Text extract

------------------------------------

Integrity - Correctness

Enhanced Definition

In the mainframe context, "Integrity - Correctness" refers to the accuracy, consistency, and reliability of data and system operations. It ensures that data remains valid and uncorrupted according to predefined rules, and that the z/OS operating system and its applications function as expected without unauthorized interference or accidental damage.

Key Characteristics

- Data Integrity: Guarantees that data is accurate, consistent, and valid throughout its lifecycle, adhering to predefined business rules and constraints (e.g., referential integrity in DB2, data type validation).
- System Integrity: Ensures that the z/OS operating system and its core components are protected from unauthorized modification or corruption, maintaining a stable and secure environment for all applications and users.
- Transaction Management: Mechanisms like two-phase commit (2PC) in Resource Recovery Services (RRS) ensure that database updates and other resource changes are either fully completed (COMMIT) or fully rolled back (ROLLBACK), preserving data consistency across multiple resources.
- Concurrency Control: Utilizes locking mechanisms (e.g., ENQ/DEQ in z/OS, row/page/table locks in DB2/IMS) to prevent simultaneous, conflicting updates from corrupting shared data, ensuring serialized access to resources.

------------------------------------

Information shown
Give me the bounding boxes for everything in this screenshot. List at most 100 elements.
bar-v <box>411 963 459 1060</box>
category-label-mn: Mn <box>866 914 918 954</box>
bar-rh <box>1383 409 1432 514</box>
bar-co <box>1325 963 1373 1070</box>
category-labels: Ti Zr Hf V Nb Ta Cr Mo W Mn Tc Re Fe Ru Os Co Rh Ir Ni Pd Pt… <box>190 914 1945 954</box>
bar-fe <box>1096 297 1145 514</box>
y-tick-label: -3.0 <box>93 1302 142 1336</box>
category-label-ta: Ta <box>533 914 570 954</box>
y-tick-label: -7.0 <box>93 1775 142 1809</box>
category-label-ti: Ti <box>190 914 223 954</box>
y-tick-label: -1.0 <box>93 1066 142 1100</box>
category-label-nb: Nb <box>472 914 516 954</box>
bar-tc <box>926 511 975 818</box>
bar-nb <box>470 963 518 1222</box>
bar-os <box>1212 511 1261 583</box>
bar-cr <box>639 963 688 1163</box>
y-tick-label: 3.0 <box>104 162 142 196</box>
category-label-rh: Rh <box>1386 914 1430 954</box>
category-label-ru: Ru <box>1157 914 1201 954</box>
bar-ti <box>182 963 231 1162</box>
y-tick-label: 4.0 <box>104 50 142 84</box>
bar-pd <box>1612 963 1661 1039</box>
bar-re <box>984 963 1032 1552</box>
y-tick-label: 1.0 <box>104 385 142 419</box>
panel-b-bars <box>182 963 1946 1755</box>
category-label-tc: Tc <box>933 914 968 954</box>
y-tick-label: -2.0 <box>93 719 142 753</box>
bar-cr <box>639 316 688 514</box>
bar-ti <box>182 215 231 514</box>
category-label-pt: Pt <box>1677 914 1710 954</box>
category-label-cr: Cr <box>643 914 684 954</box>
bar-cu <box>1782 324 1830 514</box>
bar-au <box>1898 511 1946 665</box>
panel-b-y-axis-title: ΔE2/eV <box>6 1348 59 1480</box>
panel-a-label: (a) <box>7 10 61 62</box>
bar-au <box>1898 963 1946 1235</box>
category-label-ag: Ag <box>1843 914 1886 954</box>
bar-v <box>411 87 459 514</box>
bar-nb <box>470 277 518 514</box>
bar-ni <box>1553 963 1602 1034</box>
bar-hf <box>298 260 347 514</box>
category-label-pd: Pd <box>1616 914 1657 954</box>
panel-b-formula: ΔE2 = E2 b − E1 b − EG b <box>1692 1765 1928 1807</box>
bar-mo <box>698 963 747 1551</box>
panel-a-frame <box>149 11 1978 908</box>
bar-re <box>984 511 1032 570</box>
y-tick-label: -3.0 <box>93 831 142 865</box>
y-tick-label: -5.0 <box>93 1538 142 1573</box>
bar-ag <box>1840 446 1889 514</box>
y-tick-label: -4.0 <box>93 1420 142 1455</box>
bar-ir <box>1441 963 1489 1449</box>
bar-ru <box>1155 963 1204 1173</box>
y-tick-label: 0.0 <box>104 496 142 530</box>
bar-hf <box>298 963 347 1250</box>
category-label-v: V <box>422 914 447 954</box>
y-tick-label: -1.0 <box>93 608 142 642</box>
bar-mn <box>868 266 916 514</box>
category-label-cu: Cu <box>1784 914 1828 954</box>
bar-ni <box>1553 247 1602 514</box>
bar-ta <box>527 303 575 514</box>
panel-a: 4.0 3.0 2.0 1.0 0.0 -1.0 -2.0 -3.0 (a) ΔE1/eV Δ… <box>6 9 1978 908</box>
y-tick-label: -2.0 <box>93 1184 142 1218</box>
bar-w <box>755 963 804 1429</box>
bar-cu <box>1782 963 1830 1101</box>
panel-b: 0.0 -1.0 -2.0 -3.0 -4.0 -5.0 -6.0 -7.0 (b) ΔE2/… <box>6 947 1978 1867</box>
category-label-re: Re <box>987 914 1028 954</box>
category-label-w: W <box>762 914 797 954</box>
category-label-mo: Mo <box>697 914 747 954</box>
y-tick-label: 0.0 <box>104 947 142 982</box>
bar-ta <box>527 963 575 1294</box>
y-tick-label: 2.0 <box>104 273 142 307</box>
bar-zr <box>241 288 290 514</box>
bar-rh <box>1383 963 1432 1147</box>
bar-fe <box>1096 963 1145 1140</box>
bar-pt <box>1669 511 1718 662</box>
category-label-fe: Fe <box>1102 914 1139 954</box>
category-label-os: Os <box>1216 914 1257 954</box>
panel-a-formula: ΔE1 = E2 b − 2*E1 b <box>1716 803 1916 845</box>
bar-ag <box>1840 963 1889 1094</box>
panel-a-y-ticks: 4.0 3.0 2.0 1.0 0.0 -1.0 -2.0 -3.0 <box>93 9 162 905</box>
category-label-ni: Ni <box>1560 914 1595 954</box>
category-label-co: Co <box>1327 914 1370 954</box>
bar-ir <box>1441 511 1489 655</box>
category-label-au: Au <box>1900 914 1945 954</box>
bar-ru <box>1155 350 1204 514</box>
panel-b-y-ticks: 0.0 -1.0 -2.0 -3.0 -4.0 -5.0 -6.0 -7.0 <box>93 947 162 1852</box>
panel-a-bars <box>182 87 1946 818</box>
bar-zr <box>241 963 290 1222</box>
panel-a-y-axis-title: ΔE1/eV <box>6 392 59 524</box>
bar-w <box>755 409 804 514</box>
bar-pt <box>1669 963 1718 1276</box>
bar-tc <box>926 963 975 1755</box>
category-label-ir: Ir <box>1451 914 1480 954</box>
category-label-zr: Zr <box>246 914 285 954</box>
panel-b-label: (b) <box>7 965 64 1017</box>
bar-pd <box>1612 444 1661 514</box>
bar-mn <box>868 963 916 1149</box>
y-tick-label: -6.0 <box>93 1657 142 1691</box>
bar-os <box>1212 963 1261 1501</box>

------------------------------------

Requirement 1
Identify every line in the listing that contains the string `ticks`, and copy each of those lines. Case counts.
Requirement 2
Pick up the text on mainframe integrity and correctness from its final sentence and continue it.

Task response 1
panel-a-y-ticks: 4.0 3.0 2.0 1.0 0.0 -1.0 -2.0 -3.0 <box>93 9 162 905</box>
panel-b-y-ticks: 0.0 -1.0 -2.0 -3.0 -4.0 -5.0 -6.0 -7.0 <box>93 947 162 1852</box>

Task response 2
- Security and Authorization: Implemented through components like RACF (Resource Access Control Facility) to control access to data sets, programs, and system resources, preventing unauthorized modifications that could compromise integrity.
- Error Detection and Recovery: Includes features like logging, journaling, and checkpointing to detect errors and facilitate recovery to a consistent state after failures, minimizing data loss or corruption.

Use Cases

- Database Transactions: Ensuring that a financial transaction (e.g., debiting one account and crediting another in DB2 or IMS) either fully completes or fully aborts, maintaining the correct balance across accounts.
- File System Operations: Preventing multiple batch jobs from simultaneously writing to the same critical VSAM KSDS record without proper serialization, which could lead to data corruption or loss.
- Operating System Protection: z/OS's address space isolation and storage protection mechanisms prevent one application from inadvertently or maliciously overwriting the memory of another application or the operating system kernel.
- Referential Integrity Enforcement: In a DB2 database, ensuring that a foreign key value in one table always corresponds to an existing primary key value in another table, preventing orphaned records.
- Security Auditing: Tracking all attempts to access or modify sensitive data sets or system parameters using SMF (System Management Facilities) records to detect and prevent integrity breaches.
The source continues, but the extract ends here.